● **Stored data**:
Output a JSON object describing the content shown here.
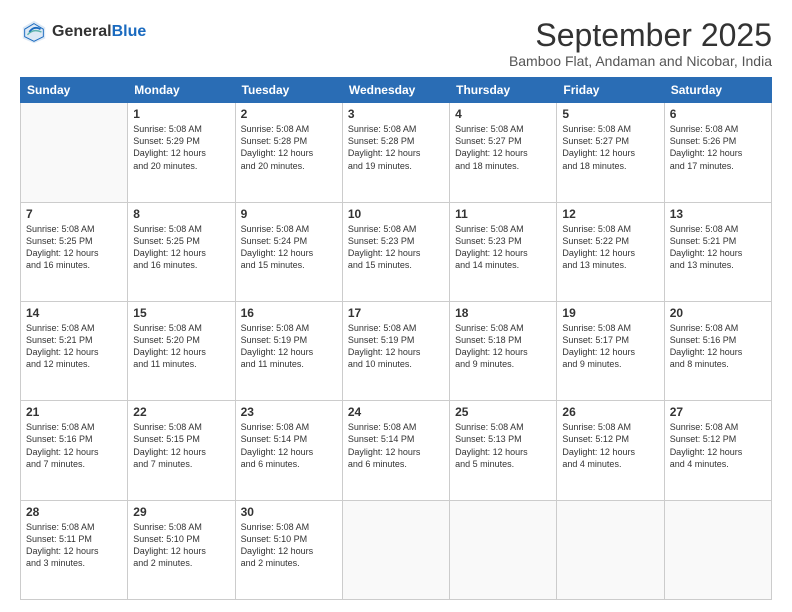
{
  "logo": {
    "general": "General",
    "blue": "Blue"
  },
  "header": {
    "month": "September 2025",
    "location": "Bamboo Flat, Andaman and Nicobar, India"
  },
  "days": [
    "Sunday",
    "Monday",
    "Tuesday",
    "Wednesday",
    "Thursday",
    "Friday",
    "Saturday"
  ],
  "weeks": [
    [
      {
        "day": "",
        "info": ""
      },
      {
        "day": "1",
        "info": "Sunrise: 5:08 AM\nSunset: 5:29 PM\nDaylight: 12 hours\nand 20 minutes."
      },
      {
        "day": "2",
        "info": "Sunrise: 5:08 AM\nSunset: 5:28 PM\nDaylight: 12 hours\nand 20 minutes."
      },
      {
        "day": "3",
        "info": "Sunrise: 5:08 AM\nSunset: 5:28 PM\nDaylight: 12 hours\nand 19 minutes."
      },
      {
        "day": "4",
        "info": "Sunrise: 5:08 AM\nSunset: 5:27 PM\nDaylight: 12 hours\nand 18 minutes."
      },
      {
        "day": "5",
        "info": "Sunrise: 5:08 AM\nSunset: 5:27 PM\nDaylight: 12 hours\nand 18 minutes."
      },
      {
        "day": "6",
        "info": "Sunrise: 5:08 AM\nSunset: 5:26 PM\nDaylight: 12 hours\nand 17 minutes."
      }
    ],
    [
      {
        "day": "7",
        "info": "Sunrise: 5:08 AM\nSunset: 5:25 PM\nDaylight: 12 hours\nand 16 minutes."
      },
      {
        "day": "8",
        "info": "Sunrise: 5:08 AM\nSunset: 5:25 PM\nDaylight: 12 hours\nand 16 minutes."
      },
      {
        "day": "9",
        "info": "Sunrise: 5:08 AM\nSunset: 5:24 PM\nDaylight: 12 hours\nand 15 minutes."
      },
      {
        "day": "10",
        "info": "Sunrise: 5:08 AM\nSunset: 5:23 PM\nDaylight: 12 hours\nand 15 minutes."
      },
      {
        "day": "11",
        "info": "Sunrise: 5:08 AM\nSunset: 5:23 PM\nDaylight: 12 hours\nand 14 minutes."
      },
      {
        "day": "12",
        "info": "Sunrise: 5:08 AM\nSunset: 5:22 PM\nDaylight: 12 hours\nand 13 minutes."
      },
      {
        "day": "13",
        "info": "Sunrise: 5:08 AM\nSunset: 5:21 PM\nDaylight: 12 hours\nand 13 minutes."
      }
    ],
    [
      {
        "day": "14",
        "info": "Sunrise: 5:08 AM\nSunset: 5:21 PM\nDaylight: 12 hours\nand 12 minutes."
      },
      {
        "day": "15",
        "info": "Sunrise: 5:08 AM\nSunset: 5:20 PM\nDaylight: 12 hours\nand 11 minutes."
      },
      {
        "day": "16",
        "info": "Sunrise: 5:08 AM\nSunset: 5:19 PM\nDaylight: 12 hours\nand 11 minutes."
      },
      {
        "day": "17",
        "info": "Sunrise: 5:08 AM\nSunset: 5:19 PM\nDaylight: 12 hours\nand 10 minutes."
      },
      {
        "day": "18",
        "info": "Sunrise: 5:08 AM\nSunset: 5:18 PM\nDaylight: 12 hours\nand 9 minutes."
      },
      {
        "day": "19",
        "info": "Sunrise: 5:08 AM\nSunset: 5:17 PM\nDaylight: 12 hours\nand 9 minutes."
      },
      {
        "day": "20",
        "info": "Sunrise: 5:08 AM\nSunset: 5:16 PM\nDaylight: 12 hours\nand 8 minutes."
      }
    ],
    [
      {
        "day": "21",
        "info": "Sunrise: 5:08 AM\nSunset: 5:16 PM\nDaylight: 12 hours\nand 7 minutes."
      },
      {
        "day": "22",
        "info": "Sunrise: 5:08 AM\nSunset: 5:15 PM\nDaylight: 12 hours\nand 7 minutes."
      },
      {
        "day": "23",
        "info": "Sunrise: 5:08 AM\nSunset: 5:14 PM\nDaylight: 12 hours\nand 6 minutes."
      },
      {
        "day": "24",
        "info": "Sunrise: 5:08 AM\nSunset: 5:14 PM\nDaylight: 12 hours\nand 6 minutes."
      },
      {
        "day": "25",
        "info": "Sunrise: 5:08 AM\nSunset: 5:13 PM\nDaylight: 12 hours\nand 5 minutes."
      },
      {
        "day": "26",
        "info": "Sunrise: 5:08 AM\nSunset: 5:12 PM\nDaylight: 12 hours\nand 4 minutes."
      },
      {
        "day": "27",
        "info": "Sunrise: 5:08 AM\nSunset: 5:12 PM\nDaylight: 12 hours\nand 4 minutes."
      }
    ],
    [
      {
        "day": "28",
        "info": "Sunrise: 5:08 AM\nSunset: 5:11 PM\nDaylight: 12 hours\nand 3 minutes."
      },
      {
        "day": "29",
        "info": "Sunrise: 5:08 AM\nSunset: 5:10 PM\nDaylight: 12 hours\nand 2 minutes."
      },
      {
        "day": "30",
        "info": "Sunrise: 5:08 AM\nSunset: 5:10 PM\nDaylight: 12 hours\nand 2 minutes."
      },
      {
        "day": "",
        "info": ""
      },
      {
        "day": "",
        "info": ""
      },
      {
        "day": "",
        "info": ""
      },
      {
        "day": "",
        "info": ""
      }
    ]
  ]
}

● **What is expected**: Without including any pictures, print each record exactly.

● **The response**:
Output a JSON object describing the content shown here.
{
  "logo": {
    "general": "General",
    "blue": "Blue"
  },
  "header": {
    "month": "September 2025",
    "location": "Bamboo Flat, Andaman and Nicobar, India"
  },
  "days": [
    "Sunday",
    "Monday",
    "Tuesday",
    "Wednesday",
    "Thursday",
    "Friday",
    "Saturday"
  ],
  "weeks": [
    [
      {
        "day": "",
        "info": ""
      },
      {
        "day": "1",
        "info": "Sunrise: 5:08 AM\nSunset: 5:29 PM\nDaylight: 12 hours\nand 20 minutes."
      },
      {
        "day": "2",
        "info": "Sunrise: 5:08 AM\nSunset: 5:28 PM\nDaylight: 12 hours\nand 20 minutes."
      },
      {
        "day": "3",
        "info": "Sunrise: 5:08 AM\nSunset: 5:28 PM\nDaylight: 12 hours\nand 19 minutes."
      },
      {
        "day": "4",
        "info": "Sunrise: 5:08 AM\nSunset: 5:27 PM\nDaylight: 12 hours\nand 18 minutes."
      },
      {
        "day": "5",
        "info": "Sunrise: 5:08 AM\nSunset: 5:27 PM\nDaylight: 12 hours\nand 18 minutes."
      },
      {
        "day": "6",
        "info": "Sunrise: 5:08 AM\nSunset: 5:26 PM\nDaylight: 12 hours\nand 17 minutes."
      }
    ],
    [
      {
        "day": "7",
        "info": "Sunrise: 5:08 AM\nSunset: 5:25 PM\nDaylight: 12 hours\nand 16 minutes."
      },
      {
        "day": "8",
        "info": "Sunrise: 5:08 AM\nSunset: 5:25 PM\nDaylight: 12 hours\nand 16 minutes."
      },
      {
        "day": "9",
        "info": "Sunrise: 5:08 AM\nSunset: 5:24 PM\nDaylight: 12 hours\nand 15 minutes."
      },
      {
        "day": "10",
        "info": "Sunrise: 5:08 AM\nSunset: 5:23 PM\nDaylight: 12 hours\nand 15 minutes."
      },
      {
        "day": "11",
        "info": "Sunrise: 5:08 AM\nSunset: 5:23 PM\nDaylight: 12 hours\nand 14 minutes."
      },
      {
        "day": "12",
        "info": "Sunrise: 5:08 AM\nSunset: 5:22 PM\nDaylight: 12 hours\nand 13 minutes."
      },
      {
        "day": "13",
        "info": "Sunrise: 5:08 AM\nSunset: 5:21 PM\nDaylight: 12 hours\nand 13 minutes."
      }
    ],
    [
      {
        "day": "14",
        "info": "Sunrise: 5:08 AM\nSunset: 5:21 PM\nDaylight: 12 hours\nand 12 minutes."
      },
      {
        "day": "15",
        "info": "Sunrise: 5:08 AM\nSunset: 5:20 PM\nDaylight: 12 hours\nand 11 minutes."
      },
      {
        "day": "16",
        "info": "Sunrise: 5:08 AM\nSunset: 5:19 PM\nDaylight: 12 hours\nand 11 minutes."
      },
      {
        "day": "17",
        "info": "Sunrise: 5:08 AM\nSunset: 5:19 PM\nDaylight: 12 hours\nand 10 minutes."
      },
      {
        "day": "18",
        "info": "Sunrise: 5:08 AM\nSunset: 5:18 PM\nDaylight: 12 hours\nand 9 minutes."
      },
      {
        "day": "19",
        "info": "Sunrise: 5:08 AM\nSunset: 5:17 PM\nDaylight: 12 hours\nand 9 minutes."
      },
      {
        "day": "20",
        "info": "Sunrise: 5:08 AM\nSunset: 5:16 PM\nDaylight: 12 hours\nand 8 minutes."
      }
    ],
    [
      {
        "day": "21",
        "info": "Sunrise: 5:08 AM\nSunset: 5:16 PM\nDaylight: 12 hours\nand 7 minutes."
      },
      {
        "day": "22",
        "info": "Sunrise: 5:08 AM\nSunset: 5:15 PM\nDaylight: 12 hours\nand 7 minutes."
      },
      {
        "day": "23",
        "info": "Sunrise: 5:08 AM\nSunset: 5:14 PM\nDaylight: 12 hours\nand 6 minutes."
      },
      {
        "day": "24",
        "info": "Sunrise: 5:08 AM\nSunset: 5:14 PM\nDaylight: 12 hours\nand 6 minutes."
      },
      {
        "day": "25",
        "info": "Sunrise: 5:08 AM\nSunset: 5:13 PM\nDaylight: 12 hours\nand 5 minutes."
      },
      {
        "day": "26",
        "info": "Sunrise: 5:08 AM\nSunset: 5:12 PM\nDaylight: 12 hours\nand 4 minutes."
      },
      {
        "day": "27",
        "info": "Sunrise: 5:08 AM\nSunset: 5:12 PM\nDaylight: 12 hours\nand 4 minutes."
      }
    ],
    [
      {
        "day": "28",
        "info": "Sunrise: 5:08 AM\nSunset: 5:11 PM\nDaylight: 12 hours\nand 3 minutes."
      },
      {
        "day": "29",
        "info": "Sunrise: 5:08 AM\nSunset: 5:10 PM\nDaylight: 12 hours\nand 2 minutes."
      },
      {
        "day": "30",
        "info": "Sunrise: 5:08 AM\nSunset: 5:10 PM\nDaylight: 12 hours\nand 2 minutes."
      },
      {
        "day": "",
        "info": ""
      },
      {
        "day": "",
        "info": ""
      },
      {
        "day": "",
        "info": ""
      },
      {
        "day": "",
        "info": ""
      }
    ]
  ]
}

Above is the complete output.